Structured figure records:
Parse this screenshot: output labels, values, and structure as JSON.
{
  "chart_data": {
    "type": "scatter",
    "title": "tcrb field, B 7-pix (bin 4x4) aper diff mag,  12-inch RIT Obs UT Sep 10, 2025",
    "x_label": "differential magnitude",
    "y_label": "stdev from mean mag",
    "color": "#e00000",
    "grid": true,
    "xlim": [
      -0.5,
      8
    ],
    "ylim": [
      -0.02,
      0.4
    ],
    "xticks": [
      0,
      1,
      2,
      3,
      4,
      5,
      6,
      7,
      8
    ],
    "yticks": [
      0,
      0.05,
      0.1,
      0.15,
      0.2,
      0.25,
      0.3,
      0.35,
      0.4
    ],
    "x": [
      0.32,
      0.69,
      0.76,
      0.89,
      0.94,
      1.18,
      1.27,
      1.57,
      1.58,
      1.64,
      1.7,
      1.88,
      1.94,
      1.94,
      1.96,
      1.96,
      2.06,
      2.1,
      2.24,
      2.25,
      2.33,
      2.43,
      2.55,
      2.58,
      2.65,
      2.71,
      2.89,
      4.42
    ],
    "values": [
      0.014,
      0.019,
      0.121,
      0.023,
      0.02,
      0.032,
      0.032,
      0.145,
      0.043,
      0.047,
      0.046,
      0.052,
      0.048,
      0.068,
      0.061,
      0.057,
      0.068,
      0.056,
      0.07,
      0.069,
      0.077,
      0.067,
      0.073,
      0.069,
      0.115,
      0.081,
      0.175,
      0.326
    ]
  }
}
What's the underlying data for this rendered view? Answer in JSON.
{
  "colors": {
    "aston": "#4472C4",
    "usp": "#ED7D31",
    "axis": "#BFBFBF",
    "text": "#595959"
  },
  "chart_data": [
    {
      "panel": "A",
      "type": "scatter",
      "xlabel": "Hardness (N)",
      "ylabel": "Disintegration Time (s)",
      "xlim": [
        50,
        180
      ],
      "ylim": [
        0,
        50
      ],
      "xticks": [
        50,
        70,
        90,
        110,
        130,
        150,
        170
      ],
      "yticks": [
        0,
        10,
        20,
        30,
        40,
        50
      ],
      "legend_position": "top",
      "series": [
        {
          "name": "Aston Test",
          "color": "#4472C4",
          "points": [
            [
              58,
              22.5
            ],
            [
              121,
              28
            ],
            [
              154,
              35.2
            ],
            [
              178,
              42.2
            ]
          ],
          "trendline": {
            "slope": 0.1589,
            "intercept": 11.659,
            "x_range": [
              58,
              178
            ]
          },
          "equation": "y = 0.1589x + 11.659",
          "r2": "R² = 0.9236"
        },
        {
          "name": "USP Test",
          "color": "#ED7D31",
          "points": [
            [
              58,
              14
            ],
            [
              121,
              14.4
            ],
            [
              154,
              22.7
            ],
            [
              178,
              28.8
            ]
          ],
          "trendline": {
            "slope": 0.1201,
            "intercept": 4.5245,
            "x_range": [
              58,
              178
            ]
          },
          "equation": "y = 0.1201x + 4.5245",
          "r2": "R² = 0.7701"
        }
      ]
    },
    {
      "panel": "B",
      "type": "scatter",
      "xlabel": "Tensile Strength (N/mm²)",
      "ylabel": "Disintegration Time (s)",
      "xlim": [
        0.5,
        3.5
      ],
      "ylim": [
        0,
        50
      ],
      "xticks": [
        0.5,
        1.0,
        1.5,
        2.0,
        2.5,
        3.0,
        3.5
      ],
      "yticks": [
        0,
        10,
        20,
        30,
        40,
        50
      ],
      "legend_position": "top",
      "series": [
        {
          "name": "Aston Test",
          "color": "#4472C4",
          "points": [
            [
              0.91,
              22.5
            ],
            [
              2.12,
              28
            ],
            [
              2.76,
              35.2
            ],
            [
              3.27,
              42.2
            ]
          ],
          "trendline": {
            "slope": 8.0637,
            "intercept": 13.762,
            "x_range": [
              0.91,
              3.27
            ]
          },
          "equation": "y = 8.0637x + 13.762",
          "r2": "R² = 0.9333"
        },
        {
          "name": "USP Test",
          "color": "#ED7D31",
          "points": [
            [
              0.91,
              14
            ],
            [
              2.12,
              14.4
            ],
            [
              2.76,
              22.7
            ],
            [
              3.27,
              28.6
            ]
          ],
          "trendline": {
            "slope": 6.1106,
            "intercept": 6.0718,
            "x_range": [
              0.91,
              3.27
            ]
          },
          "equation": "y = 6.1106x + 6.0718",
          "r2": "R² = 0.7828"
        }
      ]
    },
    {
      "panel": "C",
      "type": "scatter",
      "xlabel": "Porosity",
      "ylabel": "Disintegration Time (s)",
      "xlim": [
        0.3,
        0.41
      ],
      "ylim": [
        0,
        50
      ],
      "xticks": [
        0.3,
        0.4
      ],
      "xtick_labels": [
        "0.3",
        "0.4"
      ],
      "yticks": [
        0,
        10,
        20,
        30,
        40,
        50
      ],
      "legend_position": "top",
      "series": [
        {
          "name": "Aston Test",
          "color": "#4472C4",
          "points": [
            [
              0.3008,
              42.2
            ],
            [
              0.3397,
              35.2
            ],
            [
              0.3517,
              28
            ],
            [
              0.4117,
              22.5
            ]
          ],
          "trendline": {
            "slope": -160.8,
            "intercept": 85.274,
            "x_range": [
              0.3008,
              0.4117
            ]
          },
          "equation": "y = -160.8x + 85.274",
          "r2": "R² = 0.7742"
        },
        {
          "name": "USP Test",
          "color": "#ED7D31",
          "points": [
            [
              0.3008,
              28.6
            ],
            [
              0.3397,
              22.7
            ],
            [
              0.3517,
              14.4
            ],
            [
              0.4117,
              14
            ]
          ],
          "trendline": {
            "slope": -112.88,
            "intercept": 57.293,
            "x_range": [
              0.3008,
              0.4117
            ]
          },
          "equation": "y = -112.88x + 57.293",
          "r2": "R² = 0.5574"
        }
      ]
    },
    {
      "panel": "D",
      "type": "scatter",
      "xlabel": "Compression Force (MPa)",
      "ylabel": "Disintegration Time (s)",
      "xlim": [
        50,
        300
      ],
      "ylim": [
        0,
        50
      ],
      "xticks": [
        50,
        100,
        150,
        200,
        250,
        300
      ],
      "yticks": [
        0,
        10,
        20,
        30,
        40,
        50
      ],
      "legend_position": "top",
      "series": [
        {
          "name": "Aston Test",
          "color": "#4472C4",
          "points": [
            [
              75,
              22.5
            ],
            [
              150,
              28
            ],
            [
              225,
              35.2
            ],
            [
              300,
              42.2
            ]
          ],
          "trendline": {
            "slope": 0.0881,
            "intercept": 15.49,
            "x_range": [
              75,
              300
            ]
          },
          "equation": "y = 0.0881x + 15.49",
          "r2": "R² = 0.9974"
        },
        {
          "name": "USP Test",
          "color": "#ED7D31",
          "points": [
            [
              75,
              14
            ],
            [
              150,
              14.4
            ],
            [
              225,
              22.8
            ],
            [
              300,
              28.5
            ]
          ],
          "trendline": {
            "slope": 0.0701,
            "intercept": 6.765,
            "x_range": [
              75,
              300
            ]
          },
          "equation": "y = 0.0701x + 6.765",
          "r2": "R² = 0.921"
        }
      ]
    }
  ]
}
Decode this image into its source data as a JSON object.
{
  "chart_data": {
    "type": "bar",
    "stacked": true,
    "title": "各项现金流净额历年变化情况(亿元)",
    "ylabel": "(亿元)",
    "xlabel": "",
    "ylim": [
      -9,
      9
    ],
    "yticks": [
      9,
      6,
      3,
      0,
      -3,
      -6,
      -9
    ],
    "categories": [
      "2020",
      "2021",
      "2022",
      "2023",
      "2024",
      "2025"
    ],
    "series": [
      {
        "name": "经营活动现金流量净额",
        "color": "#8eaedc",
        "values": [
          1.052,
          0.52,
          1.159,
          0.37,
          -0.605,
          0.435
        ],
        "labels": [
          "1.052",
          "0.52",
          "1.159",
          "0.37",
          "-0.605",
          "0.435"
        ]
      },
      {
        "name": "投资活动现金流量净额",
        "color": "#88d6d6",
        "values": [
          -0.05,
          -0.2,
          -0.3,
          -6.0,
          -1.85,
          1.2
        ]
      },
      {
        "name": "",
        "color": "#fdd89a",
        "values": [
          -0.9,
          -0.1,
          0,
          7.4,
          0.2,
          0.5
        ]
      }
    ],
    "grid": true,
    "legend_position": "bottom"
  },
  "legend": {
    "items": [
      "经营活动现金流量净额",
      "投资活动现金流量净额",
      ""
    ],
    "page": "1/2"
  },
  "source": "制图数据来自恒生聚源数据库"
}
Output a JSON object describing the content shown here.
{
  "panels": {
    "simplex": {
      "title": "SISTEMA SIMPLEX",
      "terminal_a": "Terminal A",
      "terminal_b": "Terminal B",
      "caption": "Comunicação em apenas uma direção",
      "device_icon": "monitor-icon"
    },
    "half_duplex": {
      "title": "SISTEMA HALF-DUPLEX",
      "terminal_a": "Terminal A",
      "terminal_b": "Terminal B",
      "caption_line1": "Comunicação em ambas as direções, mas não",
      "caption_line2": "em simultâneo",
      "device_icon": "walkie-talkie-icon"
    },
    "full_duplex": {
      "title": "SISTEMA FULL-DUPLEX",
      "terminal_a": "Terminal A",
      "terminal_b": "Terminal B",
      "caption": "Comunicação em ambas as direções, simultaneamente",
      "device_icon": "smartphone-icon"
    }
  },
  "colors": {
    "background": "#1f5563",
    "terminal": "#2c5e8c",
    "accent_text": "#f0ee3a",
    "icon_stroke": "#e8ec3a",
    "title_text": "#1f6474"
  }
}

Task directions
Return each line in the records that holds the string "SISTEMA".

Reply to the exercise
      "title": "SISTEMA SIMPLEX",
      "title": "SISTEMA HALF-DUPLEX",
      "title": "SISTEMA FULL-DUPLEX",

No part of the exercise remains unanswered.